REQUIREMENT:
Write out each line word for word. Drop pictures.

══ PROVIDED ENTRIES ══

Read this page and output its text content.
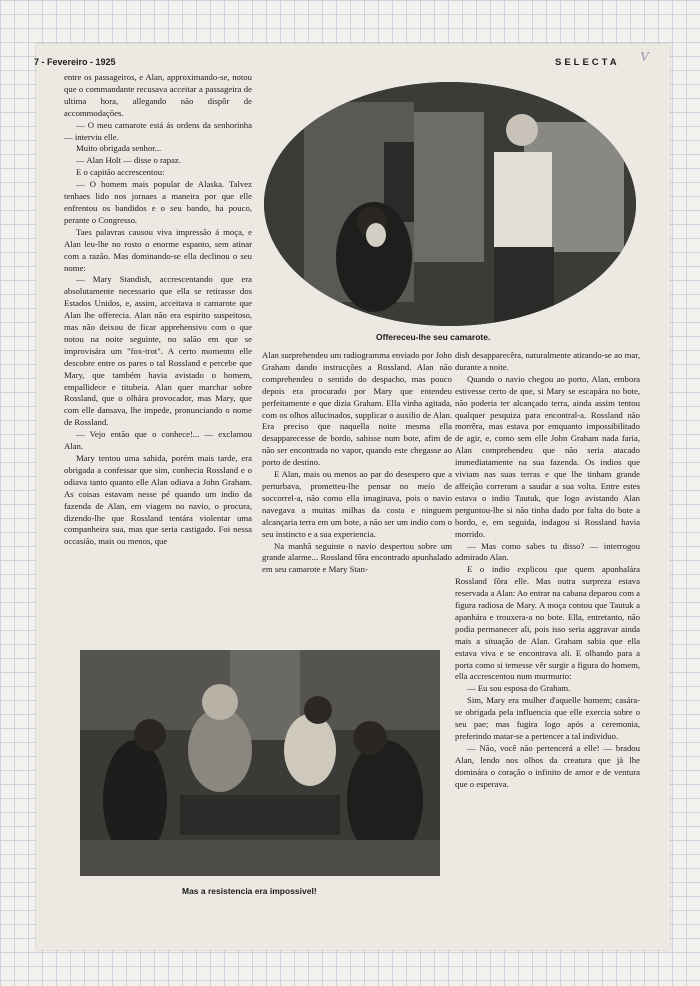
7 - Fevereiro - 1925	SELECTA V

entre os passageiros, e Alan, approximando-se, notou que o commandante recusava acceitar a passageira de ultima hora, allegando não dispôr de accommodações.

— O meu camarote está ás ordens da senhorinha — interviu elle.

Muito obrigada senhor...

— Alan Holt — disse o rapaz.

E o capitão accrescentou:

— O homem mais popular de Alaska. Talvez tenhaes lido nos jornaes a maneira por que elle enfrentou os bandidos e o seu bando, ha pouco, perante o Congresso.

Taes palavras causou viva impressão á moça, e Alan leu-lhe no rosto o enorme espanto, sem atinar com a razão. Mas dominando-se ella declinou o seu nome:

— Mary Standish, accrescentando que era absolutamente necessario que ella se retirasse dos Estados Unidos, e, assim, acceitava o camarote que Alan lhe offerecia. Alan não era espirito suspeitoso, mas não deixou de ficar apprehensivo com o que notou na noite seguinte, no salão em que se improvisára um "fox-trot". A certo momento elle descobre entre os pares o tal Rossland e percebe que Mary, que também havia avistado o homem, empallidece e titubeia. Alan quer marchar sobre Rossland, que o olhára provocador, mas Mary, que com elle dansava, lhe impede, pronunciando o nome de Rossland.

— Vejo então que o conhece!... — exclamou Alan.

Mary tentou uma sahida, porém mais tarde, era obrigada a confessar que sim, conhecia Rossland e o odiava tanto quanto elle Alan odiava a John Graham. As coisas estavam nesse pé quando um indio da fazenda de Alan, em viagem no navio, o procura, dizendo-lhe que Rossland tentára violentar uma companheira sua, mas que seria castigado. Foi nessa occasião, mais ou menos, que

Offereceu-lhe seu camarote.

Alan surprehendeu um radiogramma enviado por John Graham dando instrucções a Rossland. Alan não comprehendeu o sentido do despacho, mas pouco depois era procurado por Mary que entendeu perfeitamente e que dizia Graham. Ella vinha agitada, com os olhos allucinados, supplicar o auxilio de Alan. Era preciso que naquella noite mesma ella desapparecesse de bordo, sahisse num bote, afim de não ser encontrada no vapor, quando este chegasse ao porto de destino.

E Alan, mais ou menos ao par do desespero que a perturbava, prometteu-lhe pensar no meio de soccorrel-a, não como ella imaginava, pois o navio navegava a muitas milhas da costa e ninguem alcançaria terra em um bote, a não ser um indio com o seu instincto e a sua experiencia.

Na manhã seguinte o navio despertou sobre um grande alarme... Rossland fôra encontrado apunhalado em seu camarote e Mary Stan-

dish desapparecêra, naturalmente atirando-se ao mar, durante a noite.

Quando o navio chegou ao porto, Alan, embora estivesse certo de que, si Mary se escapára no bote, não poderia ter alcançado terra, ainda assim tentou qualquer pesquiza para encontral-a. Rossland não morrêra, mas estava por emquanto impossibilitado de agir, e, como sem elle John Graham nada faria, Alan comprehendeu que não seria atacado immediatamente na sua fazenda. Os indios que viviam nas suas terras e que lhe tinham grande affeição correram a saudar a sua volta. Entre estes estava o indio Tautuk, que logo avistando Alan perguntou-lhe si não tinha dado por falta do bote a bordo, e, em seguida, indagou si Rossland havia morrido.

— Mas como sabes tu disso? — interrogou admirado Alan.

E o indio explicou que quem apunhalára Rossland fôra elle. Mas outra surpreza estava reservada a Alan: Ao entrar na cabana deparou com a figura radiosa de Mary. A moça contou que Tautuk a apanhára e trouxera-a no bote. Ella, entretanto, não podia permanecer ali, pois isso seria aggravar ainda mais a situação de Alan. Graham sabia que ella estava viva e se encontrava ali. E olhando para a porta como si temesse vêr surgir a figura do homem, ella accrescentou num murmurio:

— Eu sou esposa do Graham.

Sim, Mary era mulher d'aquelle homem; casára-se obrigada pela influencia que elle exercia sobre o seu pae; mas fugira logo após a ceremonia, preferindo matar-se a pertencer a tal individuo.

— Não, você não pertencerá a elle! — bradou Alan, lendo nos olhos da creatura que já lhe dominára o coração o infinito de amor e de ventura que o esperava.

Mas a resistencia era impossivel!
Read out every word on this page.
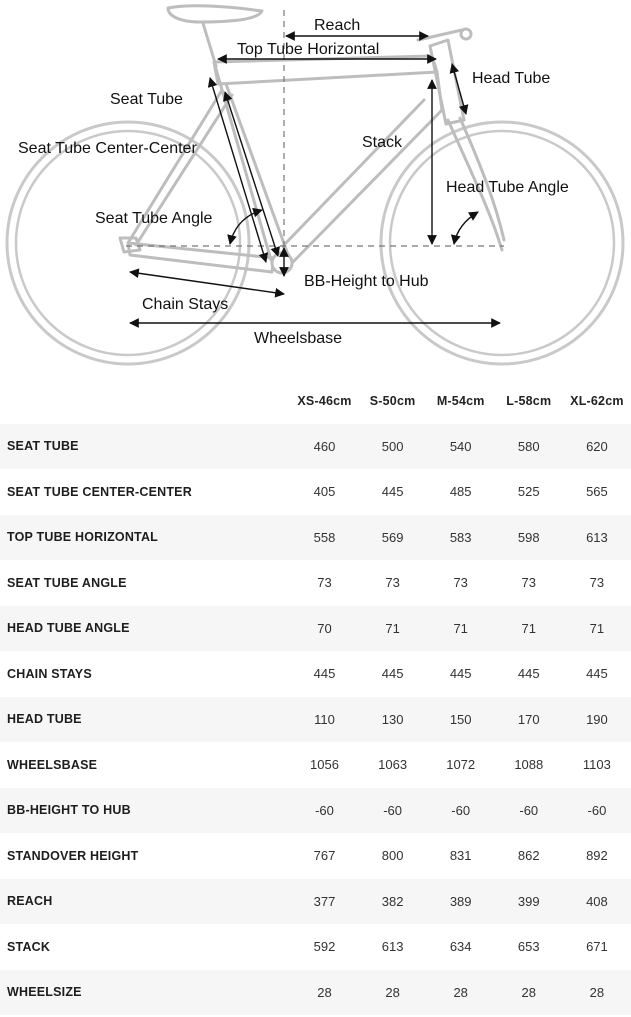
Reach
Top Tube Horizontal
Head Tube
Seat Tube
Seat Tube Center-Center	Stack
Head Tube Angle
Seat Tube Angle
BB-Height to Hub
Chain Stays
Wheelsbase
	XS-46cm	S-50cm	M-54cm	L-58cm	XL-62cm
SEAT TUBE	460	500	540	580	620
SEAT TUBE CENTER-CENTER	405	445	485	525	565
TOP TUBE HORIZONTAL	558	569	583	598	613
SEAT TUBE ANGLE	73	73	73	73	73
HEAD TUBE ANGLE	70	71	71	71	71
CHAIN STAYS	445	445	445	445	445
HEAD TUBE	110	130	150	170	190
WHEELSBASE	1056	1063	1072	1088	1103
BB-HEIGHT TO HUB	-60	-60	-60	-60	-60
STANDOVER HEIGHT	767	800	831	862	892
REACH	377	382	389	399	408
STACK	592	613	634	653	671
WHEELSIZE	28	28	28	28	28
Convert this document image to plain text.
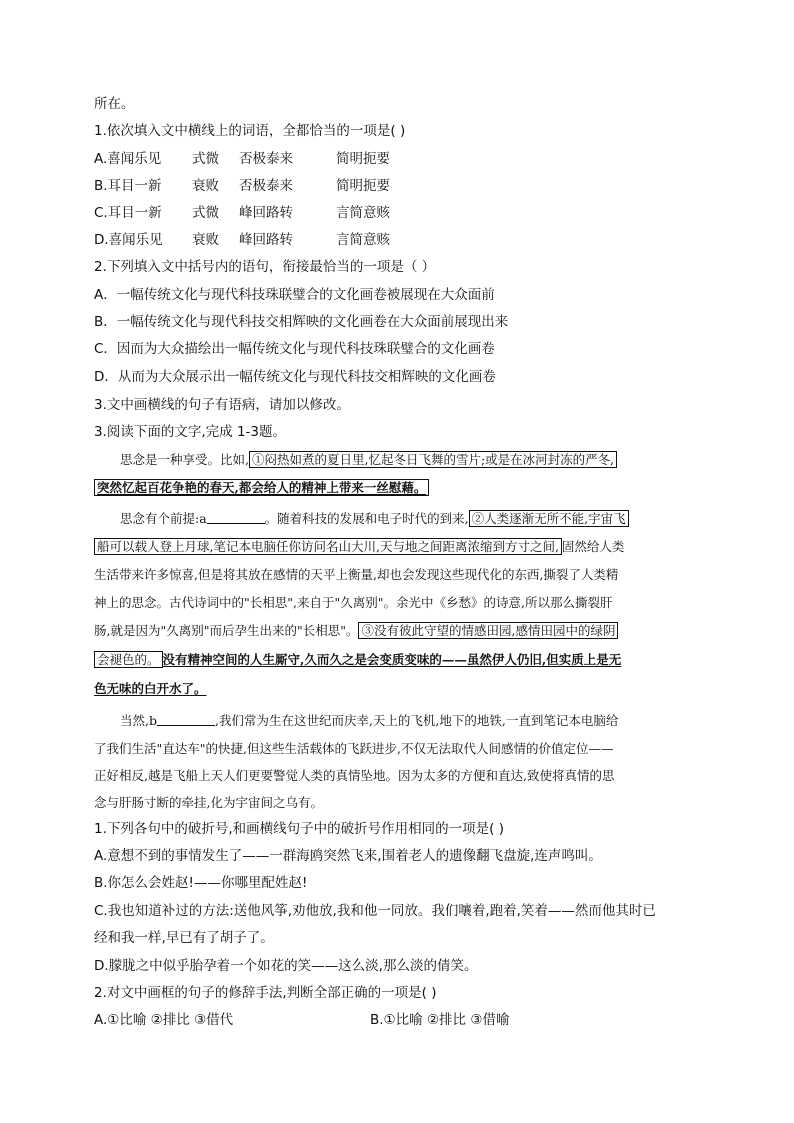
所在。
1.依次填入文中横线上的词语，全都恰当的一项是( )
A.喜闻乐见 式微 否极泰来	简明扼要
B.耳目一新 衰败 否极泰来	简明扼要
C.耳目一新 式微 峰回路转	言简意赅
D.喜闻乐见 衰败 峰回路转	言简意赅
2.下列填入文中括号内的语句，衔接最恰当的一项是（ ）
A．一幅传统文化与现代科技珠联璧合的文化画卷被展现在大众面前
B．一幅传统文化与现代科技交相辉映的文化画卷在大众面前展现出来
C．因而为大众描绘出一幅传统文化与现代科技珠联璧合的文化画卷
D．从而为大众展示出一幅传统文化与现代科技交相辉映的文化画卷
3.文中画横线的句子有语病，请加以修改。
3.阅读下面的文字,完成 1-3题。
思念是一种享受。比如, ①闷热如煮的夏日里,忆起冬日飞舞的雪片;或是在冰河封冻的严冬,
突然忆起百花争艳的春天,都会给人的精神上带来一丝慰藉。
思念有个前提:a	。随着科技的发展和电子时代的到来, ②人类逐渐无所不能,宇宙飞
船可以载人登上月球,笔记本电脑任你访问名山大川,天与地之间距离浓缩到方寸之间, 固然给人类
生活带来许多惊喜,但是将其放在感情的天平上衡量,却也会发现这些现代化的东西,撕裂了人类精
神上的思念。古代诗词中的"长相思",来自于"久离别"。余光中《乡愁》的诗意,所以那么撕裂肝
肠,就是因为"久离别"而后孕生出来的"长相思"。 ③没有彼此守望的情感田园,感情田园中的绿阴
会褪色的。 没有精神空间的人生厮守,久而久之是会变质变味的——虽然伊人仍旧,但实质上是无
色无味的白开水了。
当然,b	,我们常为生在这世纪而庆幸,天上的飞机,地下的地铁,一直到笔记本电脑给
了我们生活"直达车"的快捷,但这些生活载体的飞跃进步,不仅无法取代人间感情的价值定位——
正好相反,越是飞船上天人们更要警觉人类的真情坠地。因为太多的方便和直达,致使将真情的思
念与肝肠寸断的牵挂,化为宇宙间之乌有。
1.下列各句中的破折号,和画横线句子中的破折号作用相同的一项是( )
A.意想不到的事情发生了——一群海鸥突然飞来,围着老人的遗像翻飞盘旋,连声鸣叫。
B.你怎么会姓赵!——你哪里配姓赵!
C.我也知道补过的方法:送他风筝,劝他放,我和他一同放。我们嚷着,跑着,笑着——然而他其时已
经和我一样,早已有了胡子了。
D.朦胧之中似乎胎孕着一个如花的笑——这么淡,那么淡的倩笑。
2.对文中画框的句子的修辞手法,判断全部正确的一项是( )
A.①比喻 ②排比 ③借代	B.①比喻 ②排比 ③借喻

═══

EXERCISE ANSWER:
Read this page and output its text content.
7 - Fevereiro - 1925	SELECTA V

entre os passageiros, e Alan, approximando-se, notou que o commandante recusava acceitar a passageira de ultima hora, allegando não dispôr de accommodações.

— O meu camarote está ás ordens da senhorinha — interviu elle.

Muito obrigada senhor...

— Alan Holt — disse o rapaz.

E o capitão accrescentou:

— O homem mais popular de Alaska. Talvez tenhaes lido nos jornaes a maneira por que elle enfrentou os bandidos e o seu bando, ha pouco, perante o Congresso.

Taes palavras causou viva impressão á moça, e Alan leu-lhe no rosto o enorme espanto, sem atinar com a razão. Mas dominando-se ella declinou o seu nome:

— Mary Standish, accrescentando que era absolutamente necessario que ella se retirasse dos Estados Unidos, e, assim, acceitava o camarote que Alan lhe offerecia. Alan não era espirito suspeitoso, mas não deixou de ficar apprehensivo com o que notou na noite seguinte, no salão em que se improvisára um "fox-trot". A certo momento elle descobre entre os pares o tal Rossland e percebe que Mary, que também havia avistado o homem, empallidece e titubeia. Alan quer marchar sobre Rossland, que o olhára provocador, mas Mary, que com elle dansava, lhe impede, pronunciando o nome de Rossland.

— Vejo então que o conhece!... — exclamou Alan.

Mary tentou uma sahida, porém mais tarde, era obrigada a confessar que sim, conhecia Rossland e o odiava tanto quanto elle Alan odiava a John Graham. As coisas estavam nesse pé quando um indio da fazenda de Alan, em viagem no navio, o procura, dizendo-lhe que Rossland tentára violentar uma companheira sua, mas que seria castigado. Foi nessa occasião, mais ou menos, que

Offereceu-lhe seu camarote.

Alan surprehendeu um radiogramma enviado por John Graham dando instrucções a Rossland. Alan não comprehendeu o sentido do despacho, mas pouco depois era procurado por Mary que entendeu perfeitamente e que dizia Graham. Ella vinha agitada, com os olhos allucinados, supplicar o auxilio de Alan. Era preciso que naquella noite mesma ella desapparecesse de bordo, sahisse num bote, afim de não ser encontrada no vapor, quando este chegasse ao porto de destino.

E Alan, mais ou menos ao par do desespero que a perturbava, prometteu-lhe pensar no meio de soccorrel-a, não como ella imaginava, pois o navio navegava a muitas milhas da costa e ninguem alcançaria terra em um bote, a não ser um indio com o seu instincto e a sua experiencia.

Na manhã seguinte o navio despertou sobre um grande alarme... Rossland fôra encontrado apunhalado em seu camarote e Mary Stan-

dish desapparecêra, naturalmente atirando-se ao mar, durante a noite.

Quando o navio chegou ao porto, Alan, embora estivesse certo de que, si Mary se escapára no bote, não poderia ter alcançado terra, ainda assim tentou qualquer pesquiza para encontral-a. Rossland não morrêra, mas estava por emquanto impossibilitado de agir, e, como sem elle John Graham nada faria, Alan comprehendeu que não seria atacado immediatamente na sua fazenda. Os indios que viviam nas suas terras e que lhe tinham grande affeição correram a saudar a sua volta. Entre estes estava o indio Tautuk, que logo avistando Alan perguntou-lhe si não tinha dado por falta do bote a bordo, e, em seguida, indagou si Rossland havia morrido.

— Mas como sabes tu disso? — interrogou admirado Alan.

E o indio explicou que quem apunhalára Rossland fôra elle. Mas outra surpreza estava reservada a Alan: Ao entrar na cabana deparou com a figura radiosa de Mary. A moça contou que Tautuk a apanhára e trouxera-a no bote. Ella, entretanto, não podia permanecer ali, pois isso seria aggravar ainda mais a situação de Alan. Graham sabia que ella estava viva e se encontrava ali. E olhando para a porta como si temesse vêr surgir a figura do homem, ella accrescentou num murmurio:

— Eu sou esposa do Graham.

Sim, Mary era mulher d'aquelle homem; casára-se obrigada pela influencia que elle exercia sobre o seu pae; mas fugira logo após a ceremonia, preferindo matar-se a pertencer a tal individuo.

— Não, você não pertencerá a elle! — bradou Alan, lendo nos olhos da creatura que já lhe dominára o coração o infinito de amor e de ventura que o esperava.

Mas a resistencia era impossivel!
Read out every word on this page.
Reach
Top Tube Horizontal
Head Tube
Seat Tube
Seat Tube Center-Center	Stack
Head Tube Angle
Seat Tube Angle
BB-Height to Hub
Chain Stays
Wheelsbase
	XS-46cm	S-50cm	M-54cm	L-58cm	XL-62cm
SEAT TUBE	460	500	540	580	620
SEAT TUBE CENTER-CENTER	405	445	485	525	565
TOP TUBE HORIZONTAL	558	569	583	598	613
SEAT TUBE ANGLE	73	73	73	73	73
HEAD TUBE ANGLE	70	71	71	71	71
CHAIN STAYS	445	445	445	445	445
HEAD TUBE	110	130	150	170	190
WHEELSBASE	1056	1063	1072	1088	1103
BB-HEIGHT TO HUB	-60	-60	-60	-60	-60
STANDOVER HEIGHT	767	800	831	862	892
REACH	377	382	389	399	408
STACK	592	613	634	653	671
WHEELSIZE	28	28	28	28	28
Convert this document image to plain text.
所在。
1.依次填入文中横线上的词语，全都恰当的一项是( )
A.喜闻乐见 式微 否极泰来	简明扼要
B.耳目一新 衰败 否极泰来	简明扼要
C.耳目一新 式微 峰回路转	言简意赅
D.喜闻乐见 衰败 峰回路转	言简意赅
2.下列填入文中括号内的语句，衔接最恰当的一项是（ ）
A．一幅传统文化与现代科技珠联璧合的文化画卷被展现在大众面前
B．一幅传统文化与现代科技交相辉映的文化画卷在大众面前展现出来
C．因而为大众描绘出一幅传统文化与现代科技珠联璧合的文化画卷
D．从而为大众展示出一幅传统文化与现代科技交相辉映的文化画卷
3.文中画横线的句子有语病，请加以修改。
3.阅读下面的文字,完成 1-3题。
思念是一种享受。比如, ①闷热如煮的夏日里,忆起冬日飞舞的雪片;或是在冰河封冻的严冬,
突然忆起百花争艳的春天,都会给人的精神上带来一丝慰藉。
思念有个前提:a	。随着科技的发展和电子时代的到来, ②人类逐渐无所不能,宇宙飞
船可以载人登上月球,笔记本电脑任你访问名山大川,天与地之间距离浓缩到方寸之间, 固然给人类
生活带来许多惊喜,但是将其放在感情的天平上衡量,却也会发现这些现代化的东西,撕裂了人类精
神上的思念。古代诗词中的"长相思",来自于"久离别"。余光中《乡愁》的诗意,所以那么撕裂肝
肠,就是因为"久离别"而后孕生出来的"长相思"。 ③没有彼此守望的情感田园,感情田园中的绿阴
会褪色的。 没有精神空间的人生厮守,久而久之是会变质变味的——虽然伊人仍旧,但实质上是无
色无味的白开水了。
当然,b	,我们常为生在这世纪而庆幸,天上的飞机,地下的地铁,一直到笔记本电脑给
了我们生活"直达车"的快捷,但这些生活载体的飞跃进步,不仅无法取代人间感情的价值定位——
正好相反,越是飞船上天人们更要警觉人类的真情坠地。因为太多的方便和直达,致使将真情的思
念与肝肠寸断的牵挂,化为宇宙间之乌有。
1.下列各句中的破折号,和画横线句子中的破折号作用相同的一项是( )
A.意想不到的事情发生了——一群海鸥突然飞来,围着老人的遗像翻飞盘旋,连声鸣叫。
B.你怎么会姓赵!——你哪里配姓赵!
C.我也知道补过的方法:送他风筝,劝他放,我和他一同放。我们嚷着,跑着,笑着——然而他其时已
经和我一样,早已有了胡子了。
D.朦胧之中似乎胎孕着一个如花的笑——这么淡,那么淡的倩笑。
2.对文中画框的句子的修辞手法,判断全部正确的一项是( )
A.①比喻 ②排比 ③借代	B.①比喻 ②排比 ③借喻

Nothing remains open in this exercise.